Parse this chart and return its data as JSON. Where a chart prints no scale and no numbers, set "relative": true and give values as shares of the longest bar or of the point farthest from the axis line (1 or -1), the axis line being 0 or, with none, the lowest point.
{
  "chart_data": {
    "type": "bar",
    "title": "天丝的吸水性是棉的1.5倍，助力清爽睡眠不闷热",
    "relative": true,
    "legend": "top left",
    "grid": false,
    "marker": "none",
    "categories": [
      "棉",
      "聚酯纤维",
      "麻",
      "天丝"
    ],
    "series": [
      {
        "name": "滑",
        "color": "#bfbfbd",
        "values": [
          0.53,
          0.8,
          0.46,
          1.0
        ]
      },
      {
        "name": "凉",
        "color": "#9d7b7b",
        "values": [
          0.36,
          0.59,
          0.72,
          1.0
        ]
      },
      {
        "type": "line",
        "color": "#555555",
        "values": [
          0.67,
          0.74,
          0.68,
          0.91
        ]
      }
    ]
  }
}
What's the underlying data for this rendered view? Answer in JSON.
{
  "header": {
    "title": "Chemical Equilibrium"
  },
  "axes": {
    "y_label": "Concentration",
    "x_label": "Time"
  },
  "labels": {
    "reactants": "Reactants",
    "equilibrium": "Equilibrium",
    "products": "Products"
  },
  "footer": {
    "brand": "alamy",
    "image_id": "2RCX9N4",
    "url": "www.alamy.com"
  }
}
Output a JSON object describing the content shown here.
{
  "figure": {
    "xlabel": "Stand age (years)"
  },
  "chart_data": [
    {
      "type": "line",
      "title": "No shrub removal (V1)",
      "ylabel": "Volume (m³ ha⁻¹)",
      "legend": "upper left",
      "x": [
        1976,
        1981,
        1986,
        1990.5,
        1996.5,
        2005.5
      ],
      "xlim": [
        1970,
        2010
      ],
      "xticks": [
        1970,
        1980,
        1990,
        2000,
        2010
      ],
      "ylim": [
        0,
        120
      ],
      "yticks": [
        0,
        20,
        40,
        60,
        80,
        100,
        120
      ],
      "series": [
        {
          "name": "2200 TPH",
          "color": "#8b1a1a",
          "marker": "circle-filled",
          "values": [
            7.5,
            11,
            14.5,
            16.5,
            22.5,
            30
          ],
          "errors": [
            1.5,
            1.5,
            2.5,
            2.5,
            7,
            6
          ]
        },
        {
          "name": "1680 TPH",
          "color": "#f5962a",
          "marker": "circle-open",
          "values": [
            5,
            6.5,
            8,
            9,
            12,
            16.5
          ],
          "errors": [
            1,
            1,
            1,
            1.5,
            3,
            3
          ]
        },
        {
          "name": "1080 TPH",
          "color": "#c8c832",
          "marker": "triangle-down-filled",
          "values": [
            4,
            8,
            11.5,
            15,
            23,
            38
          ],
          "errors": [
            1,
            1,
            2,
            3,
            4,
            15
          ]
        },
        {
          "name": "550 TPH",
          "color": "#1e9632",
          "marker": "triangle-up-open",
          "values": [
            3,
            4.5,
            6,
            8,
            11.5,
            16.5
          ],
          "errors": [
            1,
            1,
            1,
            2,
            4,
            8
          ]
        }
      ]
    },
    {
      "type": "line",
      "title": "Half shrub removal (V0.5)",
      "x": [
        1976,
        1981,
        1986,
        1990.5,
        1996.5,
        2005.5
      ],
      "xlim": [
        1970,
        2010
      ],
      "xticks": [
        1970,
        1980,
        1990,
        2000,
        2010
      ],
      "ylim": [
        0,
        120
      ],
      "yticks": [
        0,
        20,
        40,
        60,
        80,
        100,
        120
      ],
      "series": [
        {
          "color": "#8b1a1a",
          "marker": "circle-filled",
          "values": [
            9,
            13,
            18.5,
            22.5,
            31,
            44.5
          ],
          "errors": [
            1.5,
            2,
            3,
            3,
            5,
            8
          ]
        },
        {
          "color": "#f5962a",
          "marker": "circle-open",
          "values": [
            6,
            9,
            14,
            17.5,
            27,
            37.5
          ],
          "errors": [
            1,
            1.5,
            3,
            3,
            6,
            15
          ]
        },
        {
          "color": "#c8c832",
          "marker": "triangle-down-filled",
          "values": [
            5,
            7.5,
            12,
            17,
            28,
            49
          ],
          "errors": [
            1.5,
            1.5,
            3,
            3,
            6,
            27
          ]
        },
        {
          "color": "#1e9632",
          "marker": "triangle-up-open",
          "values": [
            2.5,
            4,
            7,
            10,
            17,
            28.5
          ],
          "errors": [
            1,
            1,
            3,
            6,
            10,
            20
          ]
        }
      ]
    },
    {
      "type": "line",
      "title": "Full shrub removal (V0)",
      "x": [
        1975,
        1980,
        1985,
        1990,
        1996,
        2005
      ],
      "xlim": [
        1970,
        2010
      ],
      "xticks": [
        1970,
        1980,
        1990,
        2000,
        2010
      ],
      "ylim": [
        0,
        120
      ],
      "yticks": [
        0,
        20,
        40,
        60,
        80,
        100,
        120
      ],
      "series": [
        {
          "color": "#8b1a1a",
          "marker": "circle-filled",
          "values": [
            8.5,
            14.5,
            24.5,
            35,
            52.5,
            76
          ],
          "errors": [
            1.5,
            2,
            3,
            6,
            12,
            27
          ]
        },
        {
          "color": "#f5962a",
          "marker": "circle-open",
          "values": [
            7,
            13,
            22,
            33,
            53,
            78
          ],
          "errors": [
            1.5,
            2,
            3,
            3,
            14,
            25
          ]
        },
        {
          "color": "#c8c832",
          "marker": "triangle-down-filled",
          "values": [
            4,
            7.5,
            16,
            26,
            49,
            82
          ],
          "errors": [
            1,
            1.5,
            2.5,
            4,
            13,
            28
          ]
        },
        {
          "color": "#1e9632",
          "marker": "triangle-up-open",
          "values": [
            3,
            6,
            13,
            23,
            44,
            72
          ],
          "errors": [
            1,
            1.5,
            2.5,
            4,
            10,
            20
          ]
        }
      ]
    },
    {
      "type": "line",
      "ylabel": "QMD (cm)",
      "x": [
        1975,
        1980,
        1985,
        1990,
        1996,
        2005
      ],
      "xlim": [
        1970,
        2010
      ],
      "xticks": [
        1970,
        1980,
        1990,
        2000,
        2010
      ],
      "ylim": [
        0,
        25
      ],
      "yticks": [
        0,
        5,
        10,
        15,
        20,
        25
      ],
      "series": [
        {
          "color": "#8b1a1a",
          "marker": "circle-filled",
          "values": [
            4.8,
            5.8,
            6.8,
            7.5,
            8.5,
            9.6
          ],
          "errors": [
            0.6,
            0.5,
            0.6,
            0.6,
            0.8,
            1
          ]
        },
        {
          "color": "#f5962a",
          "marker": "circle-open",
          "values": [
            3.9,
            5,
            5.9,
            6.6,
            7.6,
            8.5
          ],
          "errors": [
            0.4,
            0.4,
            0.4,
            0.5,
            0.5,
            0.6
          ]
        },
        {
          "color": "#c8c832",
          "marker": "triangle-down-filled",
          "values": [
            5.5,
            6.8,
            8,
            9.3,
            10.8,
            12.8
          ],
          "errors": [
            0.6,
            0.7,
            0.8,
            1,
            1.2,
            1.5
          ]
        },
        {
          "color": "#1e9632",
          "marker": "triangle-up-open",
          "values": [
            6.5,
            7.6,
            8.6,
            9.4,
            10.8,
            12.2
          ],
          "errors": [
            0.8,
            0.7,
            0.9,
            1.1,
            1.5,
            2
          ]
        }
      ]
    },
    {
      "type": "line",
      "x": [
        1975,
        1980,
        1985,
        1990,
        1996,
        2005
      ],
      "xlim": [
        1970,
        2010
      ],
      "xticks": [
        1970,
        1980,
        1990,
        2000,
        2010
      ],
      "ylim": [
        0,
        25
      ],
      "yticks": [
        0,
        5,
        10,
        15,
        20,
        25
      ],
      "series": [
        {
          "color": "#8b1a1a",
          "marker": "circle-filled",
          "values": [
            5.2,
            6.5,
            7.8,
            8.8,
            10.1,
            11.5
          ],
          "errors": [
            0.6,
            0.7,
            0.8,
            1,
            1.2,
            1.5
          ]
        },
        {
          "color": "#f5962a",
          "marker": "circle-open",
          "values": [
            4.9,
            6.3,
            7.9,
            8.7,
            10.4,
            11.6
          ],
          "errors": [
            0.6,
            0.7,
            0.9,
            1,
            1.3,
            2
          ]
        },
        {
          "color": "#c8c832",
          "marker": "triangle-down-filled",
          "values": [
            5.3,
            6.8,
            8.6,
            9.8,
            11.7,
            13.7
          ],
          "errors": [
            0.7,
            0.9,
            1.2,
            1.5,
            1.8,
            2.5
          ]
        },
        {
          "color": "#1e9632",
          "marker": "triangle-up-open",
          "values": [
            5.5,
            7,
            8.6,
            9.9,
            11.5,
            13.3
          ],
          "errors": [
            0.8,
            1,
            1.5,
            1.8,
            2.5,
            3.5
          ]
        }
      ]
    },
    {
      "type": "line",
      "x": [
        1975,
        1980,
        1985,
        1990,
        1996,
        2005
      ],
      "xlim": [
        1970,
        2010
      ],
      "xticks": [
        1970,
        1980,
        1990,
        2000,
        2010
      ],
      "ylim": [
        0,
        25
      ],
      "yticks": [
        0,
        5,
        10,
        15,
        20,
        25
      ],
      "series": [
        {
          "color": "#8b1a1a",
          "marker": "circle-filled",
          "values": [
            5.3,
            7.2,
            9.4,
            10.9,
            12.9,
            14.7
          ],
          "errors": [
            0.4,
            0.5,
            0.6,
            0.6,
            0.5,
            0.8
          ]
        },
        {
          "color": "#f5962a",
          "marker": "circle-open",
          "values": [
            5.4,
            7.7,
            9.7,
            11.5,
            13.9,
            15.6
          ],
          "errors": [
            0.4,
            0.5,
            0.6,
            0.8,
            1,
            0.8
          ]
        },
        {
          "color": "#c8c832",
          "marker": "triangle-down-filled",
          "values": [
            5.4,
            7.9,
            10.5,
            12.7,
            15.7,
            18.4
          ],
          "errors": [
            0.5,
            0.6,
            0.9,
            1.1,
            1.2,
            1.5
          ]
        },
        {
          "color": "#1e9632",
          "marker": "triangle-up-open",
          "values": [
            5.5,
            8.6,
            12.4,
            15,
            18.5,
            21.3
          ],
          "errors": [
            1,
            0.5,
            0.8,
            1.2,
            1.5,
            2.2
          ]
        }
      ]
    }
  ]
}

Problem
Only lines with the word "name" are wanted, so copy each one from the records.

Solved exercise
        "name": "滑",
        "name": "凉",
          "name": "2200 TPH",
          "name": "1680 TPH",
          "name": "1080 TPH",
          "name": "550 TPH",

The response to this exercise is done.